All material below is to be reproduced exactly.

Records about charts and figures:
------------------------------------

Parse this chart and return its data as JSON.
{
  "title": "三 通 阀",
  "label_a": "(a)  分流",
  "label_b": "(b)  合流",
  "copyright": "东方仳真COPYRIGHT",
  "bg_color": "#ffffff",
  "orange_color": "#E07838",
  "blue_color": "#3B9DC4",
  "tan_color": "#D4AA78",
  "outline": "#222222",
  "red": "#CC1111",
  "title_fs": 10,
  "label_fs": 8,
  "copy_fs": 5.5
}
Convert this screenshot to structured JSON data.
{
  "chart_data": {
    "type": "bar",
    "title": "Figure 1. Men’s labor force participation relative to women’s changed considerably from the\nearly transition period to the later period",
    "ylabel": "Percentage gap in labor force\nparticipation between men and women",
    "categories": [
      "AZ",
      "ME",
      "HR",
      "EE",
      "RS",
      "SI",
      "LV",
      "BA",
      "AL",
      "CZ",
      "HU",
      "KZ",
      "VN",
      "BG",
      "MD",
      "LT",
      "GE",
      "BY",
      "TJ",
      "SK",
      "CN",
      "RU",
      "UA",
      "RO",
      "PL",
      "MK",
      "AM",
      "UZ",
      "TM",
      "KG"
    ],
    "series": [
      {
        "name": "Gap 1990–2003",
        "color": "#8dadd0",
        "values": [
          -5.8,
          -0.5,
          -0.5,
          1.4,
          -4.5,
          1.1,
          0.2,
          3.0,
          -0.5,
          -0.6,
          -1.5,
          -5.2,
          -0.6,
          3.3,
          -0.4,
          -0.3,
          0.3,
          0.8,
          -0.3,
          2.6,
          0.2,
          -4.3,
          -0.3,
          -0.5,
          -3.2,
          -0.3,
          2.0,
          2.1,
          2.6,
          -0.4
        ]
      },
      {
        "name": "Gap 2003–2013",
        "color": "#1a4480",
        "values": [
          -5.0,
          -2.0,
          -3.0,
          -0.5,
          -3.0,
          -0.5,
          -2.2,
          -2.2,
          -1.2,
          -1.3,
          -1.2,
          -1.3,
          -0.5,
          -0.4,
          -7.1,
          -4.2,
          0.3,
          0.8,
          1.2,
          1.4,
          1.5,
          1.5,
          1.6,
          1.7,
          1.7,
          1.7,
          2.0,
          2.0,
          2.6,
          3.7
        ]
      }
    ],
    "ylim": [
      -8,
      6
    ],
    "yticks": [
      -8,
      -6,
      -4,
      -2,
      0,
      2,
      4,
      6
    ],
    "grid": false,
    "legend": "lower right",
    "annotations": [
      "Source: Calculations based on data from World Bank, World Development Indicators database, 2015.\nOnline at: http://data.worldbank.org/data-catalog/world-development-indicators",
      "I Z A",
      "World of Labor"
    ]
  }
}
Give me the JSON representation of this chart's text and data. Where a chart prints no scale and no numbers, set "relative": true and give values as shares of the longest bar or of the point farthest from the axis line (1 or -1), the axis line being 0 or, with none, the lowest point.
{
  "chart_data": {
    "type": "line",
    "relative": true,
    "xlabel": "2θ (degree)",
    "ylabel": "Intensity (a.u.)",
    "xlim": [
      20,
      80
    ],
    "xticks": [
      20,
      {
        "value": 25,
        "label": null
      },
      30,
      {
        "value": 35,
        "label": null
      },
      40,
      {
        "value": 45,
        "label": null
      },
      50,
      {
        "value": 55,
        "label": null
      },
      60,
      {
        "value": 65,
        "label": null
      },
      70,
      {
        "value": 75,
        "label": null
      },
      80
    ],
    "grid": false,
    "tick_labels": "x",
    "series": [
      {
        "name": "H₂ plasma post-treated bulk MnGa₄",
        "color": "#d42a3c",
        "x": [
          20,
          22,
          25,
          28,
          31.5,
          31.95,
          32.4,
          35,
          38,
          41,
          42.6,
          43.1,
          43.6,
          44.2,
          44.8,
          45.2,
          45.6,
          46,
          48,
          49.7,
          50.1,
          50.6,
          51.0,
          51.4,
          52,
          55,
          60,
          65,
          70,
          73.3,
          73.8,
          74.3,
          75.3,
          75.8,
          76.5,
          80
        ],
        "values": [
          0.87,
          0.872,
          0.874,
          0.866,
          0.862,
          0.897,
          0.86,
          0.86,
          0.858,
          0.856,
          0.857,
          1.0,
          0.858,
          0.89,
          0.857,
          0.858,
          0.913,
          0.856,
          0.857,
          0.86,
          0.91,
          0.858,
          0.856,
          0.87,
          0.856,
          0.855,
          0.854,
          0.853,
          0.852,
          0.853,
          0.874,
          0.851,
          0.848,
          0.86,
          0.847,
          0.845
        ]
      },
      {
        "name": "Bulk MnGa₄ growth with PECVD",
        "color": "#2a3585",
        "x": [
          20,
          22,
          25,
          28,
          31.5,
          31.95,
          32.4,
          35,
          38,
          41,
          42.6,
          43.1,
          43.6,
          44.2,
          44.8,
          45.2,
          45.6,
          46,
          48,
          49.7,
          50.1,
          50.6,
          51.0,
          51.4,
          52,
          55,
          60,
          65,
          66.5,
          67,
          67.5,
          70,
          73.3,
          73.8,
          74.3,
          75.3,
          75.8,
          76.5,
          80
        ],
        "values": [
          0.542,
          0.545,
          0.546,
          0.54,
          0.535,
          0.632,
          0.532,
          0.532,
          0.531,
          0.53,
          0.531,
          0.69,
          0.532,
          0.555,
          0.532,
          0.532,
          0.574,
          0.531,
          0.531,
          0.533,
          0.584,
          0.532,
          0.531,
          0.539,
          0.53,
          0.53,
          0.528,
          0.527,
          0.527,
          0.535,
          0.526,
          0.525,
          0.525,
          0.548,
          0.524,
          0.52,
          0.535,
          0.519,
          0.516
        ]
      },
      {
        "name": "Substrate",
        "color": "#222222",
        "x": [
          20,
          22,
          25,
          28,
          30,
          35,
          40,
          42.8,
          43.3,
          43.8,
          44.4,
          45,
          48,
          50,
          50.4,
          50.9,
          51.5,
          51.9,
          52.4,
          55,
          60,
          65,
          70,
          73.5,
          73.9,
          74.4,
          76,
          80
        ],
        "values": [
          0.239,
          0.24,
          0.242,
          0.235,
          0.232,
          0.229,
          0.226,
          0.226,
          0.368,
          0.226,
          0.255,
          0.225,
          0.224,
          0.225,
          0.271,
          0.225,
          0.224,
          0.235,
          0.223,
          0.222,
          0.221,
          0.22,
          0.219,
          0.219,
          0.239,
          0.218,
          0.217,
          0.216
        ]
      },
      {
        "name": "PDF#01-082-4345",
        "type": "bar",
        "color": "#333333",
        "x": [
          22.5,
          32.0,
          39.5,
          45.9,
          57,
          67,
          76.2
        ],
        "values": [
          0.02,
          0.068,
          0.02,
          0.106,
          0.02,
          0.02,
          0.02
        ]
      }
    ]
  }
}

------------------------------------

### Task answer
Parse this chart and return its data as JSON.
{
  "title": "三 通 阀",
  "label_a": "(a)  分流",
  "label_b": "(b)  合流",
  "copyright": "东方仳真COPYRIGHT",
  "bg_color": "#ffffff",
  "orange_color": "#E07838",
  "blue_color": "#3B9DC4",
  "tan_color": "#D4AA78",
  "outline": "#222222",
  "red": "#CC1111",
  "title_fs": 10,
  "label_fs": 8,
  "copy_fs": 5.5
}
Convert this screenshot to structured JSON data.
{
  "chart_data": {
    "type": "bar",
    "title": "Figure 1. Men’s labor force participation relative to women’s changed considerably from the\nearly transition period to the later period",
    "ylabel": "Percentage gap in labor force\nparticipation between men and women",
    "categories": [
      "AZ",
      "ME",
      "HR",
      "EE",
      "RS",
      "SI",
      "LV",
      "BA",
      "AL",
      "CZ",
      "HU",
      "KZ",
      "VN",
      "BG",
      "MD",
      "LT",
      "GE",
      "BY",
      "TJ",
      "SK",
      "CN",
      "RU",
      "UA",
      "RO",
      "PL",
      "MK",
      "AM",
      "UZ",
      "TM",
      "KG"
    ],
    "series": [
      {
        "name": "Gap 1990–2003",
        "color": "#8dadd0",
        "values": [
          -5.8,
          -0.5,
          -0.5,
          1.4,
          -4.5,
          1.1,
          0.2,
          3.0,
          -0.5,
          -0.6,
          -1.5,
          -5.2,
          -0.6,
          3.3,
          -0.4,
          -0.3,
          0.3,
          0.8,
          -0.3,
          2.6,
          0.2,
          -4.3,
          -0.3,
          -0.5,
          -3.2,
          -0.3,
          2.0,
          2.1,
          2.6,
          -0.4
        ]
      },
      {
        "name": "Gap 2003–2013",
        "color": "#1a4480",
        "values": [
          -5.0,
          -2.0,
          -3.0,
          -0.5,
          -3.0,
          -0.5,
          -2.2,
          -2.2,
          -1.2,
          -1.3,
          -1.2,
          -1.3,
          -0.5,
          -0.4,
          -7.1,
          -4.2,
          0.3,
          0.8,
          1.2,
          1.4,
          1.5,
          1.5,
          1.6,
          1.7,
          1.7,
          1.7,
          2.0,
          2.0,
          2.6,
          3.7
        ]
      }
    ],
    "ylim": [
      -8,
      6
    ],
    "yticks": [
      -8,
      -6,
      -4,
      -2,
      0,
      2,
      4,
      6
    ],
    "grid": false,
    "legend": "lower right",
    "annotations": [
      "Source: Calculations based on data from World Bank, World Development Indicators database, 2015.\nOnline at: http://data.worldbank.org/data-catalog/world-development-indicators",
      "I Z A",
      "World of Labor"
    ]
  }
}
Give me the JSON representation of this chart's text and data. Where a chart prints no scale and no numbers, set "relative": true and give values as shares of the longest bar or of the point farthest from the axis line (1 or -1), the axis line being 0 or, with none, the lowest point.
{
  "chart_data": {
    "type": "line",
    "relative": true,
    "xlabel": "2θ (degree)",
    "ylabel": "Intensity (a.u.)",
    "xlim": [
      20,
      80
    ],
    "xticks": [
      20,
      {
        "value": 25,
        "label": null
      },
      30,
      {
        "value": 35,
        "label": null
      },
      40,
      {
        "value": 45,
        "label": null
      },
      50,
      {
        "value": 55,
        "label": null
      },
      60,
      {
        "value": 65,
        "label": null
      },
      70,
      {
        "value": 75,
        "label": null
      },
      80
    ],
    "grid": false,
    "tick_labels": "x",
    "series": [
      {
        "name": "H₂ plasma post-treated bulk MnGa₄",
        "color": "#d42a3c",
        "x": [
          20,
          22,
          25,
          28,
          31.5,
          31.95,
          32.4,
          35,
          38,
          41,
          42.6,
          43.1,
          43.6,
          44.2,
          44.8,
          45.2,
          45.6,
          46,
          48,
          49.7,
          50.1,
          50.6,
          51.0,
          51.4,
          52,
          55,
          60,
          65,
          70,
          73.3,
          73.8,
          74.3,
          75.3,
          75.8,
          76.5,
          80
        ],
        "values": [
          0.87,
          0.872,
          0.874,
          0.866,
          0.862,
          0.897,
          0.86,
          0.86,
          0.858,
          0.856,
          0.857,
          1.0,
          0.858,
          0.89,
          0.857,
          0.858,
          0.913,
          0.856,
          0.857,
          0.86,
          0.91,
          0.858,
          0.856,
          0.87,
          0.856,
          0.855,
          0.854,
          0.853,
          0.852,
          0.853,
          0.874,
          0.851,
          0.848,
          0.86,
          0.847,
          0.845
        ]
      },
      {
        "name": "Bulk MnGa₄ growth with PECVD",
        "color": "#2a3585",
        "x": [
          20,
          22,
          25,
          28,
          31.5,
          31.95,
          32.4,
          35,
          38,
          41,
          42.6,
          43.1,
          43.6,
          44.2,
          44.8,
          45.2,
          45.6,
          46,
          48,
          49.7,
          50.1,
          50.6,
          51.0,
          51.4,
          52,
          55,
          60,
          65,
          66.5,
          67,
          67.5,
          70,
          73.3,
          73.8,
          74.3,
          75.3,
          75.8,
          76.5,
          80
        ],
        "values": [
          0.542,
          0.545,
          0.546,
          0.54,
          0.535,
          0.632,
          0.532,
          0.532,
          0.531,
          0.53,
          0.531,
          0.69,
          0.532,
          0.555,
          0.532,
          0.532,
          0.574,
          0.531,
          0.531,
          0.533,
          0.584,
          0.532,
          0.531,
          0.539,
          0.53,
          0.53,
          0.528,
          0.527,
          0.527,
          0.535,
          0.526,
          0.525,
          0.525,
          0.548,
          0.524,
          0.52,
          0.535,
          0.519,
          0.516
        ]
      },
      {
        "name": "Substrate",
        "color": "#222222",
        "x": [
          20,
          22,
          25,
          28,
          30,
          35,
          40,
          42.8,
          43.3,
          43.8,
          44.4,
          45,
          48,
          50,
          50.4,
          50.9,
          51.5,
          51.9,
          52.4,
          55,
          60,
          65,
          70,
          73.5,
          73.9,
          74.4,
          76,
          80
        ],
        "values": [
          0.239,
          0.24,
          0.242,
          0.235,
          0.232,
          0.229,
          0.226,
          0.226,
          0.368,
          0.226,
          0.255,
          0.225,
          0.224,
          0.225,
          0.271,
          0.225,
          0.224,
          0.235,
          0.223,
          0.222,
          0.221,
          0.22,
          0.219,
          0.219,
          0.239,
          0.218,
          0.217,
          0.216
        ]
      },
      {
        "name": "PDF#01-082-4345",
        "type": "bar",
        "color": "#333333",
        "x": [
          22.5,
          32.0,
          39.5,
          45.9,
          57,
          67,
          76.2
        ],
        "values": [
          0.02,
          0.068,
          0.02,
          0.106,
          0.02,
          0.02,
          0.02
        ]
      }
    ]
  }
}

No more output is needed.